Select all lines with the string "labels" in them, and copy those lines.

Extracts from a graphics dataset
** START **
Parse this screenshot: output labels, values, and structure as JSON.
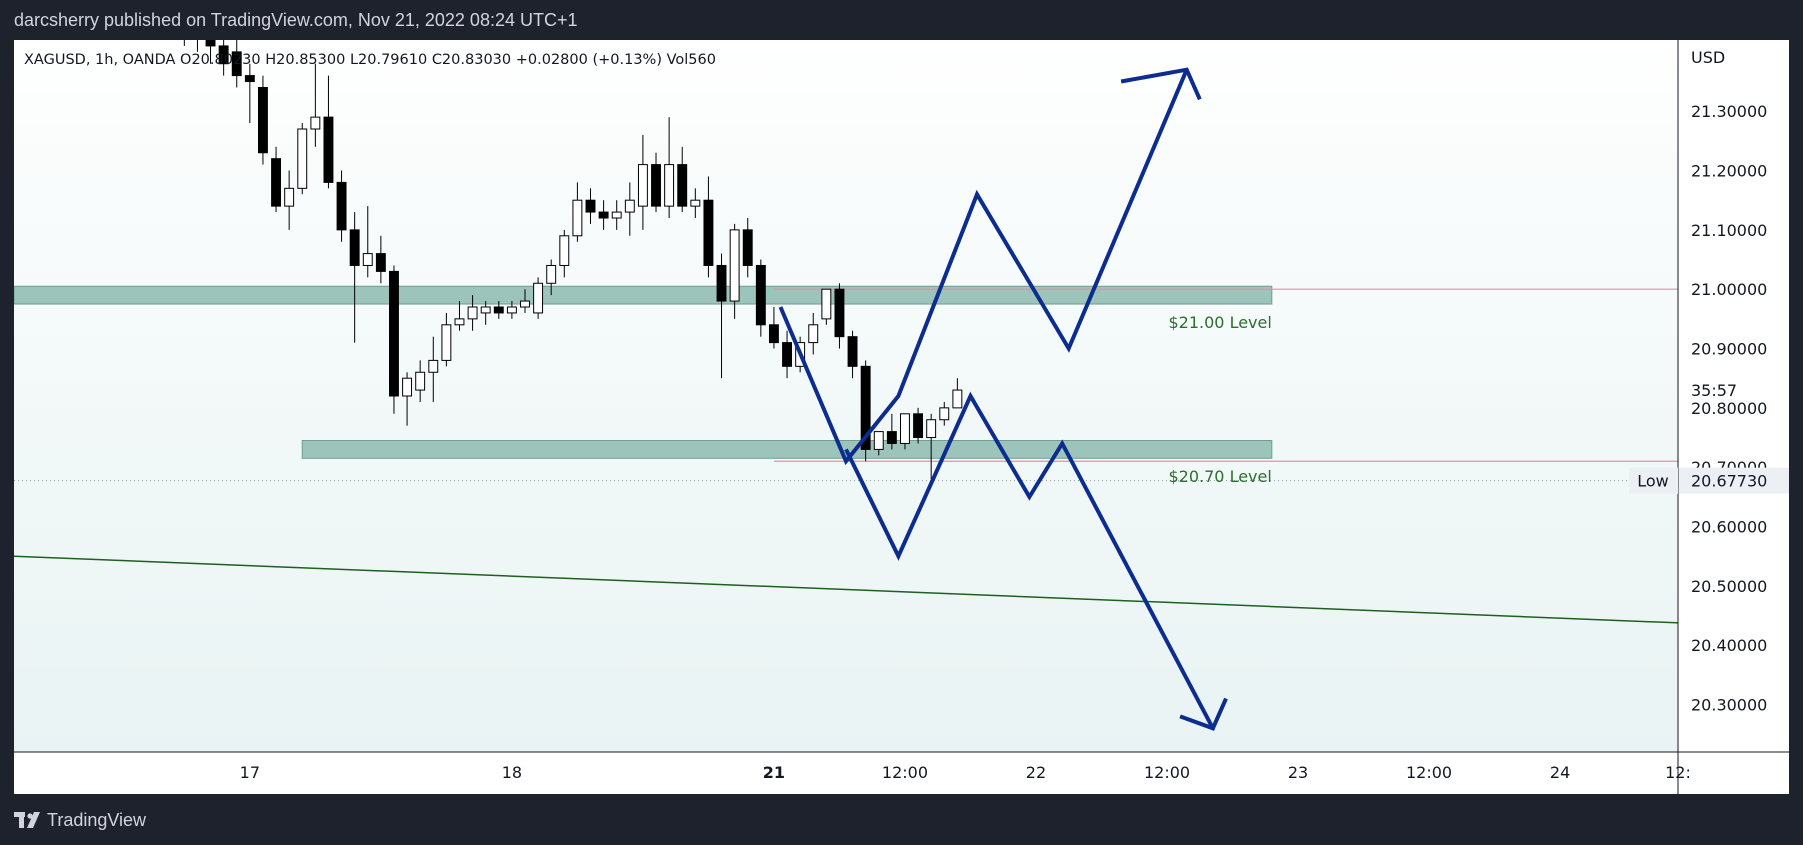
{
  "header": {
    "publisher": "darcsherry published on TradingView.com, Nov 21, 2022 08:24 UTC+1"
  },
  "footer": {
    "brand": "TradingView"
  },
  "colors": {
    "candle_up": "#ffffff",
    "candle_down": "#000000",
    "zone_fill": "#9dc4bb",
    "zone_border": "#6e9e92",
    "level_line": "#f18aa6",
    "trendline": "#1f5f1f",
    "projection": "#0d2c8f",
    "label_green": "#2e6d30"
  },
  "chart_data": {
    "type": "candlestick",
    "symbol_line": "XAGUSD, 1h, OANDA  O20.80230  H20.85300  L20.79610  C20.83030  +0.02800 (+0.13%)  Vol560",
    "currency": "USD",
    "ylim": [
      20.22,
      21.42
    ],
    "x_index_range": [
      -18,
      109
    ],
    "price_ticks": [
      "21.30000",
      "21.20000",
      "21.10000",
      "21.00000",
      "20.90000",
      "20.80000",
      "20.70000",
      "20.60000",
      "20.50000",
      "20.40000",
      "20.30000"
    ],
    "price_tick_values": [
      21.3,
      21.2,
      21.1,
      21.0,
      20.9,
      20.8,
      20.7,
      20.6,
      20.5,
      20.4,
      20.3
    ],
    "time_ticks": [
      {
        "label": "17",
        "index": 0,
        "bold": false
      },
      {
        "label": "18",
        "index": 20,
        "bold": false
      },
      {
        "label": "21",
        "index": 40,
        "bold": true
      },
      {
        "label": "12:00",
        "index": 50,
        "bold": false
      },
      {
        "label": "22",
        "index": 60,
        "bold": false
      },
      {
        "label": "12:00",
        "index": 70,
        "bold": false
      },
      {
        "label": "23",
        "index": 80,
        "bold": false
      },
      {
        "label": "12:00",
        "index": 90,
        "bold": false
      },
      {
        "label": "24",
        "index": 100,
        "bold": false
      },
      {
        "label": "12:",
        "index": 109,
        "bold": false
      }
    ],
    "countdown": {
      "label": "35:57",
      "price": 20.83
    },
    "low_marker": {
      "label": "Low",
      "value": "20.67730",
      "price": 20.6773
    },
    "zones": [
      {
        "from_index": -18,
        "to_index": 78,
        "top": 21.005,
        "bottom": 20.975
      },
      {
        "from_index": 4,
        "to_index": 78,
        "top": 20.745,
        "bottom": 20.715
      }
    ],
    "level_lines": [
      {
        "price": 21.0,
        "from_index": 40,
        "to_index": 118
      },
      {
        "price": 20.71,
        "from_index": 40,
        "to_index": 118
      }
    ],
    "labels": [
      {
        "text": "$21.00 Level",
        "price": 20.945,
        "index": 78
      },
      {
        "text": "$20.70 Level",
        "price": 20.685,
        "index": 78
      }
    ],
    "trendline": {
      "start": {
        "index": -18,
        "price": 20.55
      },
      "end": {
        "index": 112,
        "price": 20.435
      }
    },
    "projection_up": [
      {
        "index": 40.5,
        "price": 20.97
      },
      {
        "index": 45.5,
        "price": 20.71
      },
      {
        "index": 49.5,
        "price": 20.82
      },
      {
        "index": 55.5,
        "price": 21.16
      },
      {
        "index": 62.5,
        "price": 20.9
      },
      {
        "index": 71.5,
        "price": 21.37
      }
    ],
    "projection_up_head": [
      {
        "index": 66.5,
        "price": 21.35
      },
      {
        "index": 71.5,
        "price": 21.37
      },
      {
        "index": 72.5,
        "price": 21.32
      }
    ],
    "projection_down": [
      {
        "index": 45.5,
        "price": 20.73
      },
      {
        "index": 49.5,
        "price": 20.55
      },
      {
        "index": 55.0,
        "price": 20.82
      },
      {
        "index": 59.5,
        "price": 20.65
      },
      {
        "index": 62.0,
        "price": 20.74
      },
      {
        "index": 73.5,
        "price": 20.26
      }
    ],
    "projection_down_head": [
      {
        "index": 71.0,
        "price": 20.28
      },
      {
        "index": 73.5,
        "price": 20.26
      },
      {
        "index": 74.5,
        "price": 20.31
      }
    ],
    "candles": [
      {
        "t": -5,
        "o": 21.45,
        "h": 21.46,
        "l": 21.41,
        "c": 21.43
      },
      {
        "t": -4,
        "o": 21.44,
        "h": 21.46,
        "l": 21.4,
        "c": 21.45
      },
      {
        "t": -3,
        "o": 21.44,
        "h": 21.45,
        "l": 21.38,
        "c": 21.41
      },
      {
        "t": -2,
        "o": 21.41,
        "h": 21.43,
        "l": 21.36,
        "c": 21.38
      },
      {
        "t": -1,
        "o": 21.4,
        "h": 21.42,
        "l": 21.34,
        "c": 21.36
      },
      {
        "t": 0,
        "o": 21.36,
        "h": 21.38,
        "l": 21.28,
        "c": 21.35
      },
      {
        "t": 1,
        "o": 21.34,
        "h": 21.36,
        "l": 21.21,
        "c": 21.23
      },
      {
        "t": 2,
        "o": 21.22,
        "h": 21.24,
        "l": 21.13,
        "c": 21.14
      },
      {
        "t": 3,
        "o": 21.14,
        "h": 21.2,
        "l": 21.1,
        "c": 21.17
      },
      {
        "t": 4,
        "o": 21.17,
        "h": 21.28,
        "l": 21.16,
        "c": 21.27
      },
      {
        "t": 5,
        "o": 21.27,
        "h": 21.38,
        "l": 21.24,
        "c": 21.29
      },
      {
        "t": 6,
        "o": 21.29,
        "h": 21.36,
        "l": 21.17,
        "c": 21.18
      },
      {
        "t": 7,
        "o": 21.18,
        "h": 21.2,
        "l": 21.08,
        "c": 21.1
      },
      {
        "t": 8,
        "o": 21.1,
        "h": 21.13,
        "l": 20.91,
        "c": 21.04
      },
      {
        "t": 9,
        "o": 21.04,
        "h": 21.14,
        "l": 21.02,
        "c": 21.06
      },
      {
        "t": 10,
        "o": 21.06,
        "h": 21.09,
        "l": 21.01,
        "c": 21.03
      },
      {
        "t": 11,
        "o": 21.03,
        "h": 21.04,
        "l": 20.79,
        "c": 20.82
      },
      {
        "t": 12,
        "o": 20.82,
        "h": 20.86,
        "l": 20.77,
        "c": 20.85
      },
      {
        "t": 13,
        "o": 20.83,
        "h": 20.88,
        "l": 20.81,
        "c": 20.86
      },
      {
        "t": 14,
        "o": 20.86,
        "h": 20.92,
        "l": 20.81,
        "c": 20.88
      },
      {
        "t": 15,
        "o": 20.88,
        "h": 20.96,
        "l": 20.87,
        "c": 20.94
      },
      {
        "t": 16,
        "o": 20.94,
        "h": 20.98,
        "l": 20.93,
        "c": 20.95
      },
      {
        "t": 17,
        "o": 20.95,
        "h": 20.99,
        "l": 20.93,
        "c": 20.97
      },
      {
        "t": 18,
        "o": 20.96,
        "h": 20.98,
        "l": 20.94,
        "c": 20.97
      },
      {
        "t": 19,
        "o": 20.97,
        "h": 20.98,
        "l": 20.95,
        "c": 20.96
      },
      {
        "t": 20,
        "o": 20.96,
        "h": 20.98,
        "l": 20.95,
        "c": 20.97
      },
      {
        "t": 21,
        "o": 20.97,
        "h": 21.0,
        "l": 20.96,
        "c": 20.98
      },
      {
        "t": 22,
        "o": 20.96,
        "h": 21.02,
        "l": 20.95,
        "c": 21.01
      },
      {
        "t": 23,
        "o": 21.01,
        "h": 21.05,
        "l": 20.99,
        "c": 21.04
      },
      {
        "t": 24,
        "o": 21.04,
        "h": 21.1,
        "l": 21.02,
        "c": 21.09
      },
      {
        "t": 25,
        "o": 21.09,
        "h": 21.18,
        "l": 21.08,
        "c": 21.15
      },
      {
        "t": 26,
        "o": 21.15,
        "h": 21.17,
        "l": 21.11,
        "c": 21.13
      },
      {
        "t": 27,
        "o": 21.13,
        "h": 21.15,
        "l": 21.1,
        "c": 21.12
      },
      {
        "t": 28,
        "o": 21.12,
        "h": 21.15,
        "l": 21.1,
        "c": 21.13
      },
      {
        "t": 29,
        "o": 21.13,
        "h": 21.18,
        "l": 21.09,
        "c": 21.15
      },
      {
        "t": 30,
        "o": 21.14,
        "h": 21.26,
        "l": 21.1,
        "c": 21.21
      },
      {
        "t": 31,
        "o": 21.21,
        "h": 21.23,
        "l": 21.13,
        "c": 21.14
      },
      {
        "t": 32,
        "o": 21.14,
        "h": 21.29,
        "l": 21.12,
        "c": 21.21
      },
      {
        "t": 33,
        "o": 21.21,
        "h": 21.24,
        "l": 21.13,
        "c": 21.14
      },
      {
        "t": 34,
        "o": 21.14,
        "h": 21.17,
        "l": 21.12,
        "c": 21.15
      },
      {
        "t": 35,
        "o": 21.15,
        "h": 21.19,
        "l": 21.02,
        "c": 21.04
      },
      {
        "t": 36,
        "o": 21.04,
        "h": 21.06,
        "l": 20.85,
        "c": 20.98
      },
      {
        "t": 37,
        "o": 20.98,
        "h": 21.11,
        "l": 20.95,
        "c": 21.1
      },
      {
        "t": 38,
        "o": 21.1,
        "h": 21.12,
        "l": 21.02,
        "c": 21.04
      },
      {
        "t": 39,
        "o": 21.04,
        "h": 21.05,
        "l": 20.92,
        "c": 20.94
      },
      {
        "t": 40,
        "o": 20.94,
        "h": 20.97,
        "l": 20.9,
        "c": 20.91
      },
      {
        "t": 41,
        "o": 20.91,
        "h": 20.93,
        "l": 20.85,
        "c": 20.87
      },
      {
        "t": 42,
        "o": 20.87,
        "h": 20.92,
        "l": 20.86,
        "c": 20.91
      },
      {
        "t": 43,
        "o": 20.91,
        "h": 20.96,
        "l": 20.89,
        "c": 20.94
      },
      {
        "t": 44,
        "o": 20.95,
        "h": 21.0,
        "l": 20.94,
        "c": 21.0
      },
      {
        "t": 45,
        "o": 21.0,
        "h": 21.01,
        "l": 20.9,
        "c": 20.92
      },
      {
        "t": 46,
        "o": 20.92,
        "h": 20.93,
        "l": 20.85,
        "c": 20.87
      },
      {
        "t": 47,
        "o": 20.87,
        "h": 20.88,
        "l": 20.71,
        "c": 20.73
      },
      {
        "t": 48,
        "o": 20.73,
        "h": 20.76,
        "l": 20.72,
        "c": 20.76
      },
      {
        "t": 49,
        "o": 20.76,
        "h": 20.79,
        "l": 20.73,
        "c": 20.74
      },
      {
        "t": 50,
        "o": 20.74,
        "h": 20.79,
        "l": 20.73,
        "c": 20.79
      },
      {
        "t": 51,
        "o": 20.79,
        "h": 20.8,
        "l": 20.74,
        "c": 20.75
      },
      {
        "t": 52,
        "o": 20.75,
        "h": 20.79,
        "l": 20.68,
        "c": 20.78
      },
      {
        "t": 53,
        "o": 20.78,
        "h": 20.81,
        "l": 20.77,
        "c": 20.8
      },
      {
        "t": 54,
        "o": 20.8,
        "h": 20.85,
        "l": 20.8,
        "c": 20.83
      }
    ]
  }
}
** END **
▶ **Solution**:
Parse this screenshot: output labels, values, and structure as JSON.
    "labels": [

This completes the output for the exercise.